THE PROBLEM
Retype the records below exactly as they appear, but leave out any pictures.
___ PROVIDED DATA ___
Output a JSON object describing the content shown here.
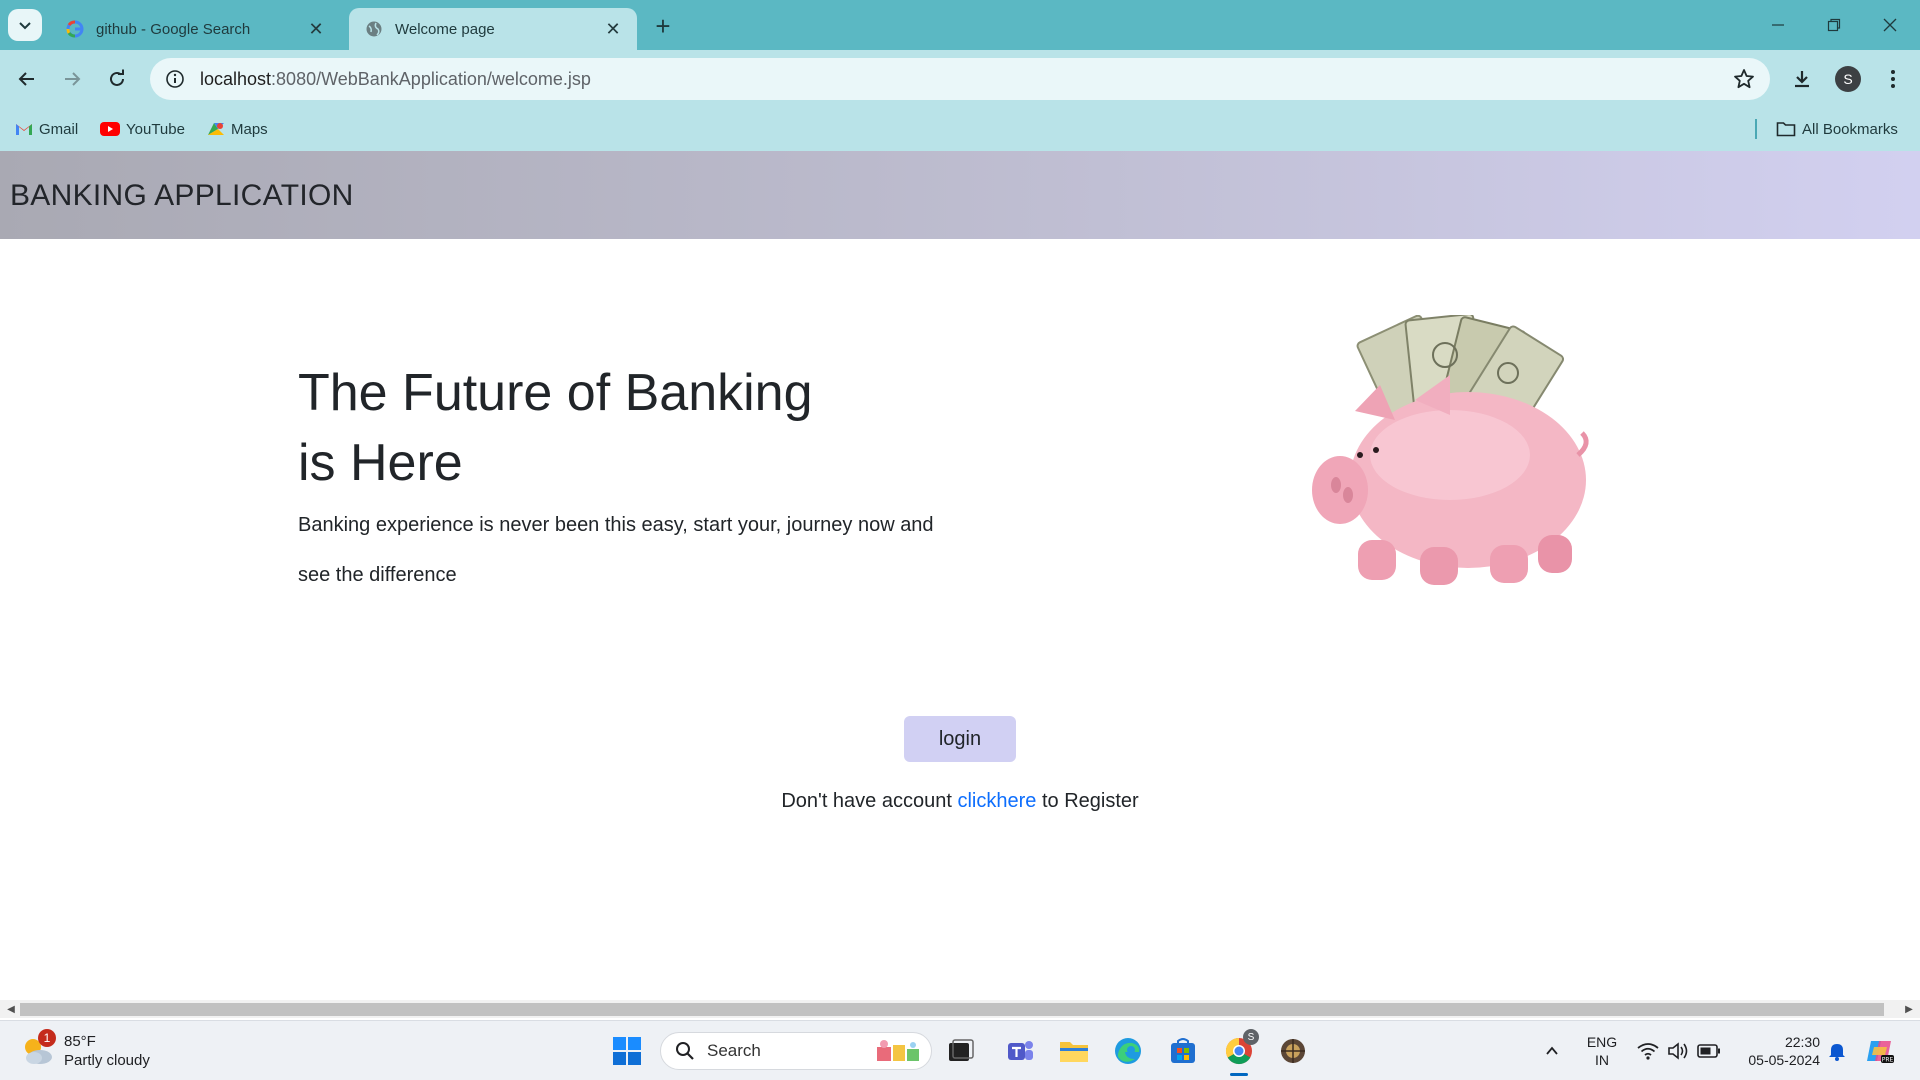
{
  "browser": {
    "tabs": [
      {
        "title": "github - Google Search",
        "favicon": "google-icon",
        "active": false
      },
      {
        "title": "Welcome page",
        "favicon": "globe-icon",
        "active": true
      }
    ],
    "url_host": "localhost",
    "url_path": ":8080/WebBankApplication/welcome.jsp",
    "profile_initial": "S",
    "bookmarks": [
      {
        "label": "Gmail",
        "icon": "gmail-icon"
      },
      {
        "label": "YouTube",
        "icon": "youtube-icon"
      },
      {
        "label": "Maps",
        "icon": "maps-icon"
      }
    ],
    "all_bookmarks_label": "All Bookmarks"
  },
  "page": {
    "brand": "BANKING APPLICATION",
    "hero_title": "The Future of Banking is Here",
    "hero_text": "Banking experience is never been this easy, start your, journey now and see the difference",
    "login_label": "login",
    "register_prefix": "Don't have account",
    "register_link": "clickhere",
    "register_suffix": "to Register",
    "colors": {
      "navbar_start": "#a9a9b3",
      "navbar_end": "#d2d0f0",
      "login_button": "#d1d0f3",
      "link": "#0d6efd"
    }
  },
  "taskbar": {
    "weather_temp": "85°F",
    "weather_desc": "Partly cloudy",
    "weather_badge": "1",
    "search_label": "Search",
    "chrome_badge": "S",
    "lang_top": "ENG",
    "lang_bottom": "IN",
    "time": "22:30",
    "date": "05-05-2024"
  }
}
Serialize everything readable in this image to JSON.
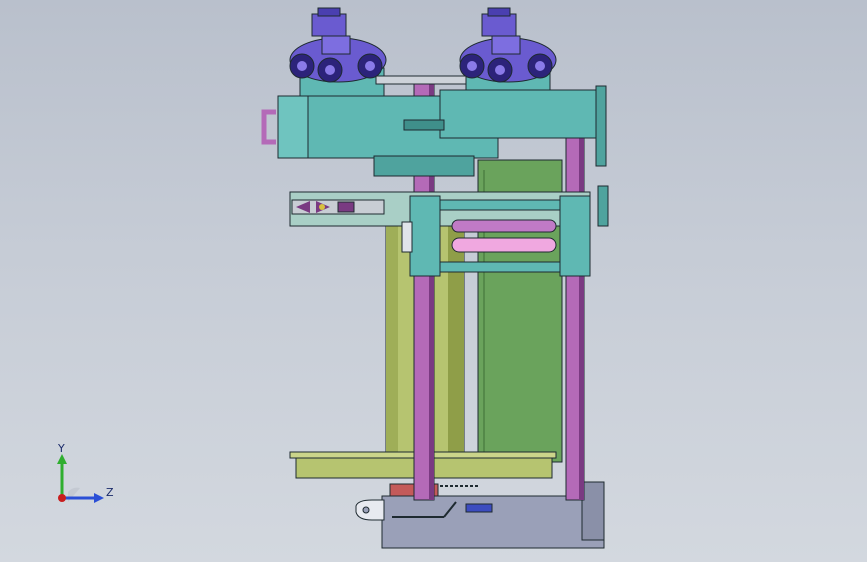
{
  "viewport": {
    "background_top": "#b9c0cc",
    "background_bottom": "#d3d8df"
  },
  "model": {
    "colors": {
      "teal_body": "#5fb8b3",
      "teal_dark": "#3f8f8b",
      "olive_drum": "#b6c470",
      "olive_dark": "#7f8f3e",
      "green_plate": "#6aa35c",
      "violet_rod": "#b46ab8",
      "violet_dark": "#7a3a82",
      "pink_roller": "#f0a8e0",
      "motor_blue": "#6a5bd0",
      "motor_dark": "#2c237a",
      "base_gray": "#9aa0b8",
      "outline": "#1e2a30"
    }
  },
  "triad": {
    "y_label": "Y",
    "z_label": "Z",
    "y_color": "#2fae2f",
    "z_color": "#2a4fd6",
    "x_color": "#c81e1e"
  }
}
___
SOLVED PROBLEM
Output a JSON object describing the content shown here.
{
  "browser": {
    "tabs": [
      {
        "title": "github - Google Search",
        "favicon": "google-icon",
        "active": false
      },
      {
        "title": "Welcome page",
        "favicon": "globe-icon",
        "active": true
      }
    ],
    "url_host": "localhost",
    "url_path": ":8080/WebBankApplication/welcome.jsp",
    "profile_initial": "S",
    "bookmarks": [
      {
        "label": "Gmail",
        "icon": "gmail-icon"
      },
      {
        "label": "YouTube",
        "icon": "youtube-icon"
      },
      {
        "label": "Maps",
        "icon": "maps-icon"
      }
    ],
    "all_bookmarks_label": "All Bookmarks"
  },
  "page": {
    "brand": "BANKING APPLICATION",
    "hero_title": "The Future of Banking is Here",
    "hero_text": "Banking experience is never been this easy, start your, journey now and see the difference",
    "login_label": "login",
    "register_prefix": "Don't have account",
    "register_link": "clickhere",
    "register_suffix": "to Register",
    "colors": {
      "navbar_start": "#a9a9b3",
      "navbar_end": "#d2d0f0",
      "login_button": "#d1d0f3",
      "link": "#0d6efd"
    }
  },
  "taskbar": {
    "weather_temp": "85°F",
    "weather_desc": "Partly cloudy",
    "weather_badge": "1",
    "search_label": "Search",
    "chrome_badge": "S",
    "lang_top": "ENG",
    "lang_bottom": "IN",
    "time": "22:30",
    "date": "05-05-2024"
  }
}
Serialize everything readable in this image to JSON.
{
  "viewport": {
    "background_top": "#b9c0cc",
    "background_bottom": "#d3d8df"
  },
  "model": {
    "colors": {
      "teal_body": "#5fb8b3",
      "teal_dark": "#3f8f8b",
      "olive_drum": "#b6c470",
      "olive_dark": "#7f8f3e",
      "green_plate": "#6aa35c",
      "violet_rod": "#b46ab8",
      "violet_dark": "#7a3a82",
      "pink_roller": "#f0a8e0",
      "motor_blue": "#6a5bd0",
      "motor_dark": "#2c237a",
      "base_gray": "#9aa0b8",
      "outline": "#1e2a30"
    }
  },
  "triad": {
    "y_label": "Y",
    "z_label": "Z",
    "y_color": "#2fae2f",
    "z_color": "#2a4fd6",
    "x_color": "#c81e1e"
  }
}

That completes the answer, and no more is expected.